## SET TASK
Copy every line that contains the string "отбора" from the entries below.

## RECORDS SUPPLIED

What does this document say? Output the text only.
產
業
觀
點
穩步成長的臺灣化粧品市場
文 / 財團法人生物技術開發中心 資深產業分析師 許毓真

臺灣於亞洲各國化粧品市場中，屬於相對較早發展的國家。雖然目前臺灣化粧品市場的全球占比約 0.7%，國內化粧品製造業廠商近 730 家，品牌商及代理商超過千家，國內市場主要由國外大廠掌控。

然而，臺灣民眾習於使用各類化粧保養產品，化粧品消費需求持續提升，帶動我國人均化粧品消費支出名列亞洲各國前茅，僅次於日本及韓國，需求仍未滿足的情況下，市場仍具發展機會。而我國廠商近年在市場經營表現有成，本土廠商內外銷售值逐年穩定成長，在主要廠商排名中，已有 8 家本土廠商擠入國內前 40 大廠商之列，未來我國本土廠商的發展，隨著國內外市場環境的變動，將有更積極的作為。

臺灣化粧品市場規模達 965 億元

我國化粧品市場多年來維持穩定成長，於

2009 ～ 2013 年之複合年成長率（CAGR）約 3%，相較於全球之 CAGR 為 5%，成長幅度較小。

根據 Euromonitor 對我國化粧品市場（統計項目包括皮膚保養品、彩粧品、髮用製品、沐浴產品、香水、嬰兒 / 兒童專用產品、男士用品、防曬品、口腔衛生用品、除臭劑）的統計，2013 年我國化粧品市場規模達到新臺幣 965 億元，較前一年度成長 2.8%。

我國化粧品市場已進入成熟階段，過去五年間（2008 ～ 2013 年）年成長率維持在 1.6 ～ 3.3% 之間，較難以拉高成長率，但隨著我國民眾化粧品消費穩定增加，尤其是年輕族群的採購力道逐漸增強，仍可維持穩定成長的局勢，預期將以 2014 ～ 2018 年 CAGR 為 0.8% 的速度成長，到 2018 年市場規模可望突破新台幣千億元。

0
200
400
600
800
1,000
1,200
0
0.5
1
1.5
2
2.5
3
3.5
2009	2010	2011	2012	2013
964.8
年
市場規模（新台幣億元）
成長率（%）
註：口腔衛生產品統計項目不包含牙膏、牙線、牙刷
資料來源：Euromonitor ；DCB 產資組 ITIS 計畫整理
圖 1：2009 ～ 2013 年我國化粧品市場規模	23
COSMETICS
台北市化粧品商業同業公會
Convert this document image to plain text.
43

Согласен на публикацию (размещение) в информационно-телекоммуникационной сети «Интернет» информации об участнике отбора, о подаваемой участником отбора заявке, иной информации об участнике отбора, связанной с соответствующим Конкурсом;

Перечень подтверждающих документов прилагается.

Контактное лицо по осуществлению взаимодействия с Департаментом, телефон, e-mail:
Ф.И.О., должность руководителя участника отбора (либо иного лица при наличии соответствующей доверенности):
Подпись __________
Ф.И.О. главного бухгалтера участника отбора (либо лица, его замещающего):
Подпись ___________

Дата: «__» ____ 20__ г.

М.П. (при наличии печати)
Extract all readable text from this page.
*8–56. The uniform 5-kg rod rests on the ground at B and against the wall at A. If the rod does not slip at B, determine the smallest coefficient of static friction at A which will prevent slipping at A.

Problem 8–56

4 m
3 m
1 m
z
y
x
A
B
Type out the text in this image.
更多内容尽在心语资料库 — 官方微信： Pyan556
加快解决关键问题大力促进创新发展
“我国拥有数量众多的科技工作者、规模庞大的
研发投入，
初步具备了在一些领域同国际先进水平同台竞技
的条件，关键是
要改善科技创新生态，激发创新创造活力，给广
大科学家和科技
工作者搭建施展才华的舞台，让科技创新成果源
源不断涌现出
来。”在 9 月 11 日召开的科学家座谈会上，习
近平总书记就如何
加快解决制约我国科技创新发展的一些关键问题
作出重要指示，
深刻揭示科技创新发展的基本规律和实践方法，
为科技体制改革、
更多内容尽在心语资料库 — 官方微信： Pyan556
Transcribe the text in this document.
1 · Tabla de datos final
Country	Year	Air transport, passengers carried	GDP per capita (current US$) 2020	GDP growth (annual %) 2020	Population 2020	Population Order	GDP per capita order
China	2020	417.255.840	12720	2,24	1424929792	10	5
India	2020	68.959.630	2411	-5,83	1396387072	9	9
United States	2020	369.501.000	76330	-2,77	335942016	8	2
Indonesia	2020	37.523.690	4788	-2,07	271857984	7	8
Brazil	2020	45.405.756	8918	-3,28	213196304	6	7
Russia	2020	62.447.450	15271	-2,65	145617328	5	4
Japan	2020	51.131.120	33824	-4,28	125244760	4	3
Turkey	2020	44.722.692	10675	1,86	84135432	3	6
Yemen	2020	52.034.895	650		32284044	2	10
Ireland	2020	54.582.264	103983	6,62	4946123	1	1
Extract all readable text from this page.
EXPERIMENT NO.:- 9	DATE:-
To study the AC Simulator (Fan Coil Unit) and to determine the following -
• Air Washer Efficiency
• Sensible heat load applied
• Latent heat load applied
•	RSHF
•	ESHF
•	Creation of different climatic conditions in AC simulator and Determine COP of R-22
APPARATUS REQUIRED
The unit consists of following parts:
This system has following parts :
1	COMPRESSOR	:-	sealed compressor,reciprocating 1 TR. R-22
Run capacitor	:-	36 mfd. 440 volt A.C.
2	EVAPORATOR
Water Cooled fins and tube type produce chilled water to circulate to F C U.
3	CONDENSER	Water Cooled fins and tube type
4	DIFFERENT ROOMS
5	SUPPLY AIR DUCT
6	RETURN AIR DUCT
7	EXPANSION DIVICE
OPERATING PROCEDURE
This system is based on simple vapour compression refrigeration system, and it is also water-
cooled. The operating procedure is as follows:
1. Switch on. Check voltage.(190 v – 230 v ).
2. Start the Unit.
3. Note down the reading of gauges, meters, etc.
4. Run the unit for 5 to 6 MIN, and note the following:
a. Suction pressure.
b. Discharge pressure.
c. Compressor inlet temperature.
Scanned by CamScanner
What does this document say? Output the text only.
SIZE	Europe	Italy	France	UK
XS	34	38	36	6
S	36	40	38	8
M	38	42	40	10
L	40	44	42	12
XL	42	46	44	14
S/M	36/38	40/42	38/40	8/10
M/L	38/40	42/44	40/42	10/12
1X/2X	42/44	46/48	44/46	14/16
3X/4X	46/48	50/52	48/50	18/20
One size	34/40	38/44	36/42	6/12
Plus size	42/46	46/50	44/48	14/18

## ANSWER TO THIS PROBLEM
Согласен на публикацию (размещение) в информационно-телекоммуникационной сети «Интернет» информации об участнике отбора, о подаваемой участником отбора заявке, иной информации об участнике отбора, связанной с соответствующим Конкурсом;
Ф.И.О., должность руководителя участника отбора (либо иного лица при наличии соответствующей доверенности):
Ф.И.О. главного бухгалтера участника отбора (либо лица, его замещающего):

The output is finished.